Output the entries word for word. Omit images.

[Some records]
· · · · ·

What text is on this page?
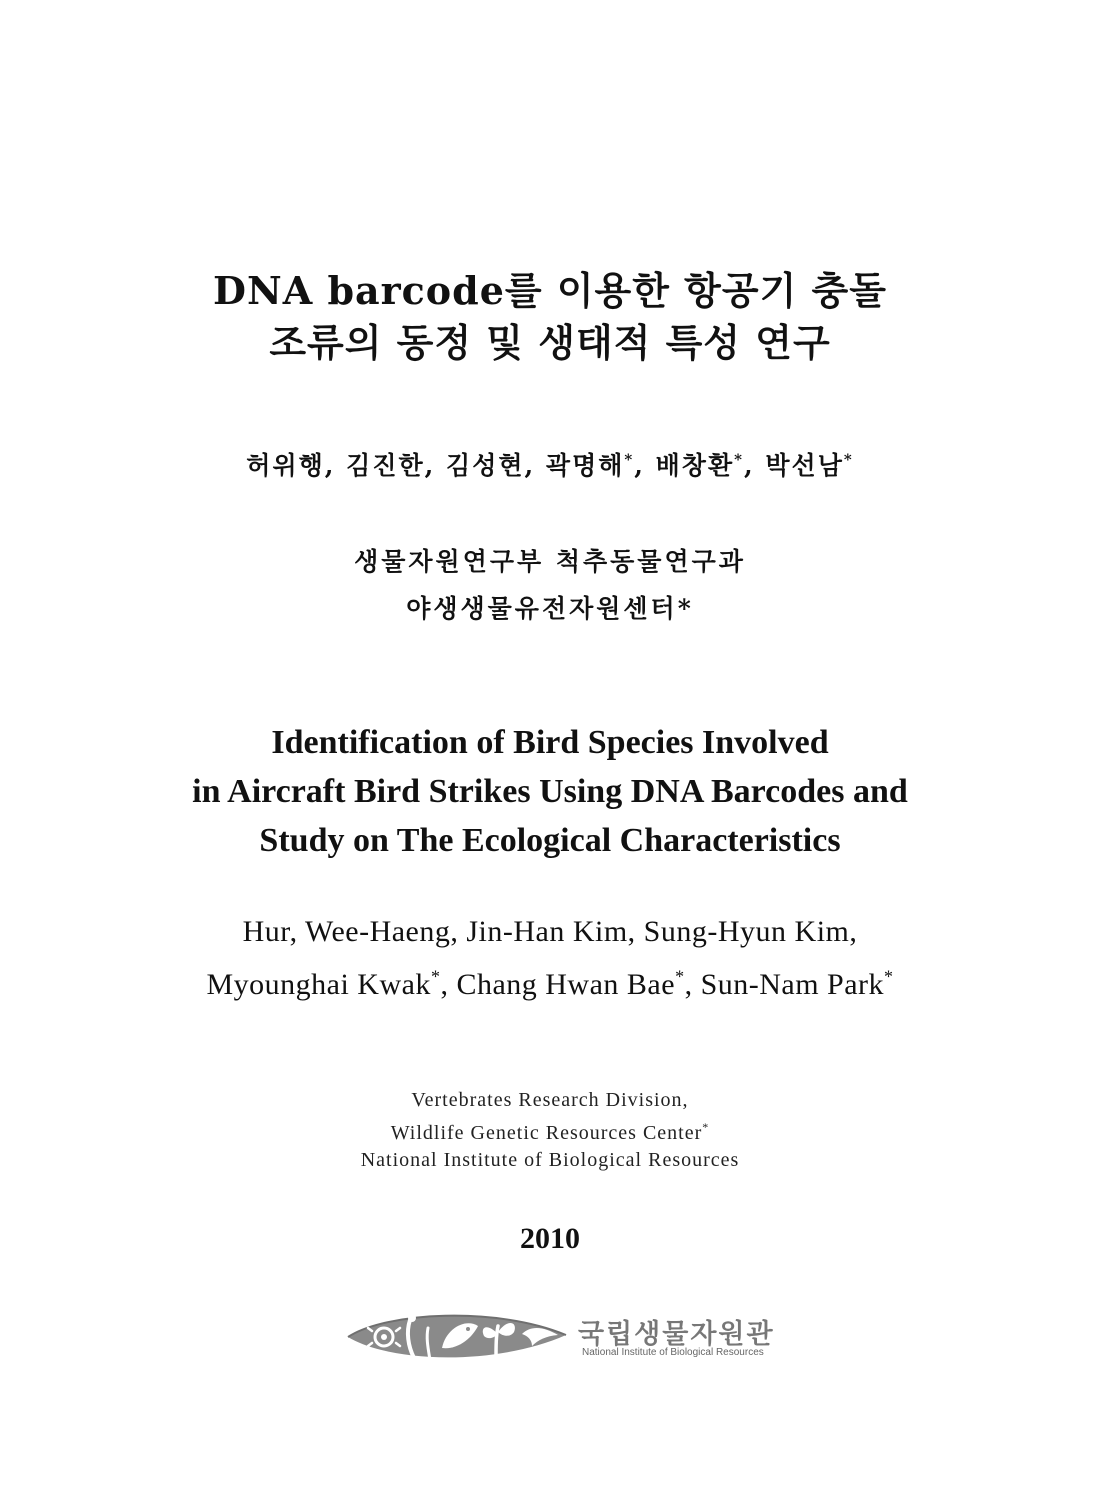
DNA barcode를 이용한 항공기 충돌
조류의 동정 및 생태적 특성 연구
허위행, 김진한, 김성현, 곽명해*, 배창환*, 박선남*
생물자원연구부 척추동물연구과
야생생물유전자원센터*
Identification of Bird Species Involved
in Aircraft Bird Strikes Using DNA Barcodes and
Study on The Ecological Characteristics
Hur, Wee-Haeng, Jin-Han Kim, Sung-Hyun Kim,
Myounghai Kwak*, Chang Hwan Bae*, Sun-Nam Park*
Vertebrates Research Division,
Wildlife Genetic Resources Center*
National Institute of Biological Resources
2010
국립생물자원관
National Institute of Biological Resources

· · · · ·

Response to the exercise ::
What text is on this page?
DNA barcode를 이용한 항공기 충돌
조류의 동정 및 생태적 특성 연구
허위행, 김진한, 김성현, 곽명해*, 배창환*, 박선남*
생물자원연구부 척추동물연구과
야생생물유전자원센터*
Identification of Bird Species Involved
in Aircraft Bird Strikes Using DNA Barcodes and
Study on The Ecological Characteristics
Hur, Wee-Haeng, Jin-Han Kim, Sung-Hyun Kim,
Myounghai Kwak*, Chang Hwan Bae*, Sun-Nam Park*
Vertebrates Research Division,
Wildlife Genetic Resources Center*
National Institute of Biological Resources
2010
국립생물자원관
National Institute of Biological Resources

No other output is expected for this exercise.